• Problems
1: In the article about New York's dog museum below, why does the writer say the museum's arrival should come as no surprise? Answer in one to three sentences.
2: Pick up the article about New York's dog museum after its final sentence and keep writing it.

• Extract to read
━━━

Maud Earl, “Ch. Nunsoe Duc de la Terrace of Blakeen” (1935), oil on board (all photos by the author)

There are dogs on Instagram who make more money than you. Some have modeling contracts and sponsorship deals; others have even won acting awards. Research also indicates that canines have a proverbial leg up on felines, eclipsing them in online searches as early as 2014. And despite what the sudden arrival of cat cafés across New York might imply, the city boasts a dog population that’s 20% higher than their whiskered colleagues, according to data from a 2012 NYECD study.

It should therefore come as no surprise that New York now boasts a two-story museum in midtown devoted to dogs. The galleries are stuffed to the brim with oodles of poodles and painted Pomeranians. But are these artworks worthy of, say, Pugcasso — or are they just plain Shih Tzu?

━━━

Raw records
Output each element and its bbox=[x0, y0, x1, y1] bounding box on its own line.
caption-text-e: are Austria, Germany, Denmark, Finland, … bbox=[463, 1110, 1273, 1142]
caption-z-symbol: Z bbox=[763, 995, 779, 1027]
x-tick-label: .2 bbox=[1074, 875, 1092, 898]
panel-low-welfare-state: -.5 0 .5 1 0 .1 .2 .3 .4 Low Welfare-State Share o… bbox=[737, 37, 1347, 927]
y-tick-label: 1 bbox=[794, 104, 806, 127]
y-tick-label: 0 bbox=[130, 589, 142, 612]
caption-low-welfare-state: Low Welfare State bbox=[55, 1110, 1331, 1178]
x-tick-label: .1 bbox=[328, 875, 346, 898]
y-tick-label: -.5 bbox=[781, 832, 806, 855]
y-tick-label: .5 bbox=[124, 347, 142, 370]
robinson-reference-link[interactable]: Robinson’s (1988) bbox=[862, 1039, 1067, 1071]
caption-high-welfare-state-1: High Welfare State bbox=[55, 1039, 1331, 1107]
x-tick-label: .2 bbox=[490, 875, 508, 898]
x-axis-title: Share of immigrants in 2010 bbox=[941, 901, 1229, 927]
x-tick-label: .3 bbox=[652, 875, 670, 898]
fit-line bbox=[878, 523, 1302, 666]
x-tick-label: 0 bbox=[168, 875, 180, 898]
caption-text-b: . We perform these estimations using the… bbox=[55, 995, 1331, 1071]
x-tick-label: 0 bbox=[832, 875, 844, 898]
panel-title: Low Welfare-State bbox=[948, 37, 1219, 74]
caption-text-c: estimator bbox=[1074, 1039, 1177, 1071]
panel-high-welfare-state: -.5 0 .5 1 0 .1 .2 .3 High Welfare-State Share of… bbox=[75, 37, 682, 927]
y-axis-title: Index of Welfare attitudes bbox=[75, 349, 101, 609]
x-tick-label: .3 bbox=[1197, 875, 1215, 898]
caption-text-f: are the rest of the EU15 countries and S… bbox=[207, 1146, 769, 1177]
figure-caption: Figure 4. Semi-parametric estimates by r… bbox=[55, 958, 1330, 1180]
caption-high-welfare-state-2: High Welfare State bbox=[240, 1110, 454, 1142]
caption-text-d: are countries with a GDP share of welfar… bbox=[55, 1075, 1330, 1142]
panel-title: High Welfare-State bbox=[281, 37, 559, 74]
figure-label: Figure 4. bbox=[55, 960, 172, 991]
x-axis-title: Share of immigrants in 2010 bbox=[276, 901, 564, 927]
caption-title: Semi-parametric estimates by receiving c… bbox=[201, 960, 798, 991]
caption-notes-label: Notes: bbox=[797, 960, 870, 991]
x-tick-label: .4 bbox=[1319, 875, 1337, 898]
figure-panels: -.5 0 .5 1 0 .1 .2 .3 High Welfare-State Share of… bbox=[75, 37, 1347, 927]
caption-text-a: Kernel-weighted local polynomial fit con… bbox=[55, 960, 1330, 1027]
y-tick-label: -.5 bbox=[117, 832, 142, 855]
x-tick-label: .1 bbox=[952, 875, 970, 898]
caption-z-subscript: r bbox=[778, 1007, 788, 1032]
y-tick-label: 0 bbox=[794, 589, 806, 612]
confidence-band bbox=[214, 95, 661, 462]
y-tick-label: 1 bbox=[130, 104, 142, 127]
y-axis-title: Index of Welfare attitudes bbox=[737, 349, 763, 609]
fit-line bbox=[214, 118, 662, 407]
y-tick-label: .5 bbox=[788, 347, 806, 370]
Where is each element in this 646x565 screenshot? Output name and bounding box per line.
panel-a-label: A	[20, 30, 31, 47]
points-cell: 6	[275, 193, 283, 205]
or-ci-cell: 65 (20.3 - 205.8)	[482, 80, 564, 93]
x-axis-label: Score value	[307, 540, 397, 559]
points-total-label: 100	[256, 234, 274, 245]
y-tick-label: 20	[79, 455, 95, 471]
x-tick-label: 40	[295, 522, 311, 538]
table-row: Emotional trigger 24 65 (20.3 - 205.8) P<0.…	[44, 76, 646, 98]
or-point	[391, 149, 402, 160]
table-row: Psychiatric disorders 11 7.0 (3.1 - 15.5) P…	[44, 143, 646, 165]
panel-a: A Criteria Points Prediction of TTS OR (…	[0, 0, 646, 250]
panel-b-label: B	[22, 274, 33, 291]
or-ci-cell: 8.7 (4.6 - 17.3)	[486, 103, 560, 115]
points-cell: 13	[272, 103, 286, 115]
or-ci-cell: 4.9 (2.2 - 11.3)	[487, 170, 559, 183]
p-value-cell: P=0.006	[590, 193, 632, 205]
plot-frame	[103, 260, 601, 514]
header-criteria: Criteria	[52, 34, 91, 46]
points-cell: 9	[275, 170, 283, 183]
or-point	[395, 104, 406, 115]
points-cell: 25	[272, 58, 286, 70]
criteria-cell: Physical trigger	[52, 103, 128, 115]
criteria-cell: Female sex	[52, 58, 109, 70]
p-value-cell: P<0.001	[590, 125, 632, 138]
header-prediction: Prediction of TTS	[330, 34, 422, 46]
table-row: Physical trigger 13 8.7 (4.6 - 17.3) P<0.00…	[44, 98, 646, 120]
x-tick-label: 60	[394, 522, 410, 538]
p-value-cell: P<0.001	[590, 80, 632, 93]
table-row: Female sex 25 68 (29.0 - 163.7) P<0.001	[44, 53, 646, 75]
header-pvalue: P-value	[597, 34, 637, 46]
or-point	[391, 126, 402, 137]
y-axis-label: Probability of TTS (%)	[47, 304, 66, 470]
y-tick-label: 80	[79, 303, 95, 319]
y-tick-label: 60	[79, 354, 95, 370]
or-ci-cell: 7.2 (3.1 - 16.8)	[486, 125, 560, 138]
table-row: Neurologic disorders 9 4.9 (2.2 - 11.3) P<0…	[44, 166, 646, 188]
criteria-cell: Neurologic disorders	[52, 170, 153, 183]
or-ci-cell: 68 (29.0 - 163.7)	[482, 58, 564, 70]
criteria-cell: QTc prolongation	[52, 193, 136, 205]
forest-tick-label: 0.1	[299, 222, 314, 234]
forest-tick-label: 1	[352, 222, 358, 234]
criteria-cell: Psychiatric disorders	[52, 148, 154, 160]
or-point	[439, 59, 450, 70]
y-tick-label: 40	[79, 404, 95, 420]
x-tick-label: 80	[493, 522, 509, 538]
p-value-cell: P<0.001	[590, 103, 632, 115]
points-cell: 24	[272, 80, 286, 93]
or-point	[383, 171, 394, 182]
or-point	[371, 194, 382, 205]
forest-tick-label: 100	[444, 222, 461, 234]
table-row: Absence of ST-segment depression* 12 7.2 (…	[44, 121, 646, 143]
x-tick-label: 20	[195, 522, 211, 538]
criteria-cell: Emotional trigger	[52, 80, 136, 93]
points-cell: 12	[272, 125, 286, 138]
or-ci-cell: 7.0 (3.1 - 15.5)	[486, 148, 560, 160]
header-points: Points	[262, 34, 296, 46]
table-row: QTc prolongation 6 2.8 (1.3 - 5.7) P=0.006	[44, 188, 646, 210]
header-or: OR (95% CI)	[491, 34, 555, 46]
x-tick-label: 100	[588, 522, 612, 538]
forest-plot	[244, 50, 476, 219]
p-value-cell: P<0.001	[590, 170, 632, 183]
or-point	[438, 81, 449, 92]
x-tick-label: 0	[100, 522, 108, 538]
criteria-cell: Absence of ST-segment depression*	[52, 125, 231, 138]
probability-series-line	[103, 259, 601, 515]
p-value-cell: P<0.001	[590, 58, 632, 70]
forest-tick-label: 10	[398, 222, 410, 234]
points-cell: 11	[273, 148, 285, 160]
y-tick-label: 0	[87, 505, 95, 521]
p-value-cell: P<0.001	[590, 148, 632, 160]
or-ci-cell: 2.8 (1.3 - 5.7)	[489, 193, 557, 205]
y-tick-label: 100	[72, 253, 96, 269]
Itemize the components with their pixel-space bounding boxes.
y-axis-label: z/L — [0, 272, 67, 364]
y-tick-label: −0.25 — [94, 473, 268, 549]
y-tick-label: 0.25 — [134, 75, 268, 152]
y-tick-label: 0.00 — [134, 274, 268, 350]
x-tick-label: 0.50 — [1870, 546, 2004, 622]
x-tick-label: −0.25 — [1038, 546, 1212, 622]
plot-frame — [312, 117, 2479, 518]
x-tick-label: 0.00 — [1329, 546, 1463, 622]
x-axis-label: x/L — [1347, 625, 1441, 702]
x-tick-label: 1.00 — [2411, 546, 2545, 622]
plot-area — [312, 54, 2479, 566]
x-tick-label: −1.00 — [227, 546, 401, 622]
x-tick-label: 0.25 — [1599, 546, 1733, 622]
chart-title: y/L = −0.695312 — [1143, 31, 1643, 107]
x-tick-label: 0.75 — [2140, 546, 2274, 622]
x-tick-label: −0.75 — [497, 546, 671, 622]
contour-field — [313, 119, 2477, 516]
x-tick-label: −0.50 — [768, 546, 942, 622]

━━━

• Results in order
1: Dogs are shown to be hugely popular. Some dogs on Instagram earn more money than people through modeling contracts and sponsorship deals, and some have won acting awards. Dogs have also outpaced cats in online searches since as early as 2014, and New York's dog population is 20% higher than its cat population, according to a 2012 NYECD study.

2:
Donald Grant, “Studies of Salukis” (20th century), oil on canvas

Returning to the city after a 30-year stint in the suburbs of St. Louis, Missouri, the American Kennel Club’s Museum of the Dog toes the line between brilliant and banal. As the recent parent of my own fur baby (shameless plug), I have little reason to reject an opportunity to bask in the cuteness of a few dozen portraits of good boys and girls. But the art critic within me expects much more from a museum than images of moody poodles by the seashore. Rest assured, there are a handful of bright spots in the AKC’s art collection, but the current curatorial program is overwrought in its emphasis on dog gravitas and regality.

Installation view of Museum of the Dog

Perhaps this is an overcorrection set against the art history of dogs, which often fails to give pups the same opportunities that kittens have. Certainly, there are no dog masterpieces on par with something like Édouard Manet’s “Olympia” (1863), which features a very prickly (and symbolically charged) black cat. And major museums have planned no paeans to canines on the same scale as something like the Brooklyn Museum’s long-term exhibition, Divine Felines: Cats of Ancient Egypt. Art criticism, too, is a cat’s game with many writers pushing this whiskered agenda forward.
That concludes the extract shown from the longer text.